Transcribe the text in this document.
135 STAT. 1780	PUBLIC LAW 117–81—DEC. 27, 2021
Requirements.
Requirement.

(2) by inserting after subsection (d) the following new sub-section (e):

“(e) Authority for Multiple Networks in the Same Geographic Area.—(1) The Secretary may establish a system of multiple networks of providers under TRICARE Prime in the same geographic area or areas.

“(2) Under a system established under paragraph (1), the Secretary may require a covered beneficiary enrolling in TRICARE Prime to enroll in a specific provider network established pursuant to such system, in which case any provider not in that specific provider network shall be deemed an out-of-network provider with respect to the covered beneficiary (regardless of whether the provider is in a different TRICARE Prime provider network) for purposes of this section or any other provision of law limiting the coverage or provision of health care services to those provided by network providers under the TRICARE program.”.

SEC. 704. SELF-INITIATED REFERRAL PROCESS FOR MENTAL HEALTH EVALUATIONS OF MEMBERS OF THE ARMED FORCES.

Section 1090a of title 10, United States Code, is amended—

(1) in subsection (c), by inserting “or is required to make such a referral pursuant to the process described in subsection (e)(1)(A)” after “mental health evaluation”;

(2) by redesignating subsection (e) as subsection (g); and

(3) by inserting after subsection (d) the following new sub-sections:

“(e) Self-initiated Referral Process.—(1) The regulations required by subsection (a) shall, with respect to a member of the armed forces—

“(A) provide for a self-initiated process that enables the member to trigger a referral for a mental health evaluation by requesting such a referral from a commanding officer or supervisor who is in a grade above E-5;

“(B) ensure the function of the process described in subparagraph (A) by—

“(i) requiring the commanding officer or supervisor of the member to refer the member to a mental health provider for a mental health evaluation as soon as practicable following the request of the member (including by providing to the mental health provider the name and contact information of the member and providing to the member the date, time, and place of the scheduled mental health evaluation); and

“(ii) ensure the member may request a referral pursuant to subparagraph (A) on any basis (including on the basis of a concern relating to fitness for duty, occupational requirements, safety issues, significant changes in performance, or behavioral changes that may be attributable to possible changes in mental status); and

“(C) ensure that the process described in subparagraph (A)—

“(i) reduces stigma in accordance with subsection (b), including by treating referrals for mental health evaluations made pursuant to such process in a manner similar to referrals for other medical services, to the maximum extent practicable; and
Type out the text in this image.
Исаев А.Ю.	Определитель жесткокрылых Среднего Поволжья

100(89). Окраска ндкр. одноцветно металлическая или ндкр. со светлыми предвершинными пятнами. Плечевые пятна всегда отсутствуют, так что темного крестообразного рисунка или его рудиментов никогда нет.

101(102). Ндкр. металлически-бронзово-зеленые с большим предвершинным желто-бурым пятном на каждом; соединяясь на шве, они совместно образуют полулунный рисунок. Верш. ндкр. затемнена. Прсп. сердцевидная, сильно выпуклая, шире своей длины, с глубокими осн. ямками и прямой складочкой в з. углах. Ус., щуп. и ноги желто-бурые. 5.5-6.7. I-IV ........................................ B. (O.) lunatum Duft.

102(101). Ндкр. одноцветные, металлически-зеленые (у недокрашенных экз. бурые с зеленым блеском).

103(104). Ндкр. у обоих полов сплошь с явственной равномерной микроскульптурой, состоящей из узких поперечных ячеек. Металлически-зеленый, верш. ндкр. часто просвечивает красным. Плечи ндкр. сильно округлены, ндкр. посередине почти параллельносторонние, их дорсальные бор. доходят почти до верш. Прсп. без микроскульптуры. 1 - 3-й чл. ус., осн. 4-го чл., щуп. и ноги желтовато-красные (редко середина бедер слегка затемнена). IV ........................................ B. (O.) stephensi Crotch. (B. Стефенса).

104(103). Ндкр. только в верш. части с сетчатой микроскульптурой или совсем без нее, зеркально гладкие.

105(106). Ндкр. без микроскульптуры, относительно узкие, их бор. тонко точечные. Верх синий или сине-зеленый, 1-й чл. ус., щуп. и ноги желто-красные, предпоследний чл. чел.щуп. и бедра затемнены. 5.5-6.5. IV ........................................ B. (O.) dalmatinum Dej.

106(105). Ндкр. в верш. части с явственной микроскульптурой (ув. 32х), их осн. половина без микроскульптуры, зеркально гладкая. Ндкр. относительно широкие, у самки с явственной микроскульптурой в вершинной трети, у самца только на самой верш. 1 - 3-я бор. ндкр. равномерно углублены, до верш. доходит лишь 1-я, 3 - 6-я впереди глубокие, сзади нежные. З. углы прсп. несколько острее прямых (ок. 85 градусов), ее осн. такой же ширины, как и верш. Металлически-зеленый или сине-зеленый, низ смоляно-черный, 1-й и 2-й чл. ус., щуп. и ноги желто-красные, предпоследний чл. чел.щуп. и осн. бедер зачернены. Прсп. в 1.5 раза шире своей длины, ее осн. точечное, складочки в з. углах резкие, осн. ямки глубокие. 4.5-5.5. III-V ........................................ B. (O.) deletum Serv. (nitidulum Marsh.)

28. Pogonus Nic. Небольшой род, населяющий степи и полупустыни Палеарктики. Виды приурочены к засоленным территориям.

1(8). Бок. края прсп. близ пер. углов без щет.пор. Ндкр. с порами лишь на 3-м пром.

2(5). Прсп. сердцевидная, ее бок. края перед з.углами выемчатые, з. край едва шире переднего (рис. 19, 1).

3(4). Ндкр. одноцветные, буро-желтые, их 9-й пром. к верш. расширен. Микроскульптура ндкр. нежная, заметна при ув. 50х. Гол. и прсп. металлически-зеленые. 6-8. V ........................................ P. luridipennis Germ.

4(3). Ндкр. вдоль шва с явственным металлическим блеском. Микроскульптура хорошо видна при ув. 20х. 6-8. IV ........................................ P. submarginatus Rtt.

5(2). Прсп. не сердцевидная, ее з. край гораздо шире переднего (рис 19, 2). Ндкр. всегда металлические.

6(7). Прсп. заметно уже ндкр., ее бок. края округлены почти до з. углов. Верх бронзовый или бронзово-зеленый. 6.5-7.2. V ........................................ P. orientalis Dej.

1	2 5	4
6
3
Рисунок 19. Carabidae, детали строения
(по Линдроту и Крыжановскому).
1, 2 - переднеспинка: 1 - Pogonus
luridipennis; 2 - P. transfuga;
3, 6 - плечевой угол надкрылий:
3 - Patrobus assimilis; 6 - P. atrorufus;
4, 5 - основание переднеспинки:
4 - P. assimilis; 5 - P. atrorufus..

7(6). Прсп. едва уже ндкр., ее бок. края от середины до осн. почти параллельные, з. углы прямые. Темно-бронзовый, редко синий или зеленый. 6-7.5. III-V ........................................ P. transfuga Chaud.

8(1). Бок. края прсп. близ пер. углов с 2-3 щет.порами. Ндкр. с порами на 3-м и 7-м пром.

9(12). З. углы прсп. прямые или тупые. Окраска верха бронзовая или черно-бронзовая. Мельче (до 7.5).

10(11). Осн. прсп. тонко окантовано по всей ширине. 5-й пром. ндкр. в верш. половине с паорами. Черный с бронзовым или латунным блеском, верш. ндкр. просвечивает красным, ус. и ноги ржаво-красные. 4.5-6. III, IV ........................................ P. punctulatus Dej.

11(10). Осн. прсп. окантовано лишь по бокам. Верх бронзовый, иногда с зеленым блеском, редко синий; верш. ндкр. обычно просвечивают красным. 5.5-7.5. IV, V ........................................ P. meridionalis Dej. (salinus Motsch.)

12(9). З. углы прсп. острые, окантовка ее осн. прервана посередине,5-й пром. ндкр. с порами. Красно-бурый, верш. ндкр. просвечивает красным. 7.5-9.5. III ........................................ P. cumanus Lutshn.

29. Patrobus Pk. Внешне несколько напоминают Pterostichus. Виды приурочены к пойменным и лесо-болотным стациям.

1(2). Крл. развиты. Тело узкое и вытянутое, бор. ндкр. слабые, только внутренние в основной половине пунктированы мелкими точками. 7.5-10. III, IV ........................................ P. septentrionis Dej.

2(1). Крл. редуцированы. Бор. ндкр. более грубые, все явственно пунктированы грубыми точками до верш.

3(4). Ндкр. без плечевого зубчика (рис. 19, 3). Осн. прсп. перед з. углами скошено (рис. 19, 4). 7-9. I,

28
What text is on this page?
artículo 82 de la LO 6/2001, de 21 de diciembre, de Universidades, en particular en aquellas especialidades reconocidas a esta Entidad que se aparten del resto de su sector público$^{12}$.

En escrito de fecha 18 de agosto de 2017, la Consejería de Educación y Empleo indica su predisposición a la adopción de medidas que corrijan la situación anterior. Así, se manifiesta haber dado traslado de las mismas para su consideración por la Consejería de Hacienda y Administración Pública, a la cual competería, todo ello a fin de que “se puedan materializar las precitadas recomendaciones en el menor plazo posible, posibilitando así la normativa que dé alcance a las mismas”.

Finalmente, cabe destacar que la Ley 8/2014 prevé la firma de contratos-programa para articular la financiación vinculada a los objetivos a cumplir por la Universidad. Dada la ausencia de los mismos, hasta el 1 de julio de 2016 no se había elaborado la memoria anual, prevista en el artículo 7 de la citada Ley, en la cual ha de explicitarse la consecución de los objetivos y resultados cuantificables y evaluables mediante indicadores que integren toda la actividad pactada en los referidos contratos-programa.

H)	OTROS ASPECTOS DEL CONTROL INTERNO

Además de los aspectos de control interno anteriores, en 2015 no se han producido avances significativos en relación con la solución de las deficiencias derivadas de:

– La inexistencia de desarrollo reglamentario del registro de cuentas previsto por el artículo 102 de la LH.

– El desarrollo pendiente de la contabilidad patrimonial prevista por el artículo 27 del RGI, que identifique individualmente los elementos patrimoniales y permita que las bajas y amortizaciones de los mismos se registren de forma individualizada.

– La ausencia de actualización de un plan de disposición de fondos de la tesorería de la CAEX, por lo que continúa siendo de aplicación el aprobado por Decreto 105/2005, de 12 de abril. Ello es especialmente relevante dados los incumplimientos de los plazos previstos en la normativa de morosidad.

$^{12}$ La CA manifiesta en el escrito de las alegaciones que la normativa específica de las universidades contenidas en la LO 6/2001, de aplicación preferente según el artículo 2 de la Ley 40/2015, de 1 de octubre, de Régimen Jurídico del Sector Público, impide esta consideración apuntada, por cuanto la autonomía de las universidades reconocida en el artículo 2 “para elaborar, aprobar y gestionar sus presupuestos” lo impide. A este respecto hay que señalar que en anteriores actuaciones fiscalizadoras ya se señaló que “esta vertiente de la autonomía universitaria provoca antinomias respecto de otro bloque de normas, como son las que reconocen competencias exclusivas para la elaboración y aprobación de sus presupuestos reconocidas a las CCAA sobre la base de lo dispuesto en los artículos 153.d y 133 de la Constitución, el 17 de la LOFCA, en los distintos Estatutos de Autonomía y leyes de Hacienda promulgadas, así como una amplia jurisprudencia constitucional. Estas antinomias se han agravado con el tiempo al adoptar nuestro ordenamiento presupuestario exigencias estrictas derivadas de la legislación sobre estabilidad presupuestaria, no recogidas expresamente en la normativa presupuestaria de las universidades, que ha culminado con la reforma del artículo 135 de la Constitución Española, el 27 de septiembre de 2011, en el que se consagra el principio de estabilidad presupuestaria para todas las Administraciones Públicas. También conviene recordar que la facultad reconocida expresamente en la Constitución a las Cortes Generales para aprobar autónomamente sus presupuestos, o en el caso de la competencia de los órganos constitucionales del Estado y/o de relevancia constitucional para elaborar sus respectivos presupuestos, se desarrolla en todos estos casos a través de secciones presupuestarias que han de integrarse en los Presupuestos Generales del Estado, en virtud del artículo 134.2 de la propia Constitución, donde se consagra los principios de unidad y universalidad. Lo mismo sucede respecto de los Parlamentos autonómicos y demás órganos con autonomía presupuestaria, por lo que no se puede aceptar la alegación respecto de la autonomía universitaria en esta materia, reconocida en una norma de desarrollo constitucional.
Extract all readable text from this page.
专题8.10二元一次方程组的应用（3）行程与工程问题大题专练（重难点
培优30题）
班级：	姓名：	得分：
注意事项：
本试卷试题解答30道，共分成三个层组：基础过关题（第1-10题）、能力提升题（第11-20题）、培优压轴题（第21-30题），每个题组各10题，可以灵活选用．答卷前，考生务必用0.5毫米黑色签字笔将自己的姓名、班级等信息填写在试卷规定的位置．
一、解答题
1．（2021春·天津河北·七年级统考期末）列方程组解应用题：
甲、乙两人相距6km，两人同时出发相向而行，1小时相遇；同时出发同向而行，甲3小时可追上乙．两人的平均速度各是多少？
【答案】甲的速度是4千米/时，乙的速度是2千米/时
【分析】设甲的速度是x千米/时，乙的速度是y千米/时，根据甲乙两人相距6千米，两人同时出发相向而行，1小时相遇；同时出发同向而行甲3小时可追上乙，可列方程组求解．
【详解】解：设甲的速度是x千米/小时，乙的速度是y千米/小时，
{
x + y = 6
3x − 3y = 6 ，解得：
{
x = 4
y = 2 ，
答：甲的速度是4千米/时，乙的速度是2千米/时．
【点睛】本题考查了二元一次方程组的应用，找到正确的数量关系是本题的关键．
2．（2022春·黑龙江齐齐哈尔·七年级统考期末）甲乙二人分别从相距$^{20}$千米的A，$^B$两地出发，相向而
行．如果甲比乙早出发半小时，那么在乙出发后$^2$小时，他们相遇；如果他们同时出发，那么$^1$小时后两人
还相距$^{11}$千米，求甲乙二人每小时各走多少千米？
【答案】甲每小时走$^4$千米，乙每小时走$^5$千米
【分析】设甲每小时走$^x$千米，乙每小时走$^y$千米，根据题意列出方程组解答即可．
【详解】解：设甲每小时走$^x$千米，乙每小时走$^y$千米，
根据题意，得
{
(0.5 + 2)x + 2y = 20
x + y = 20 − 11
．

________________________

■ Written request: All lines above with "assimilis" in them should be returned.

■ Exercise answer:
3 - Patrobus assimilis; 6 - P. atrorufus;
4 - P. assimilis; 5 - P. atrorufus..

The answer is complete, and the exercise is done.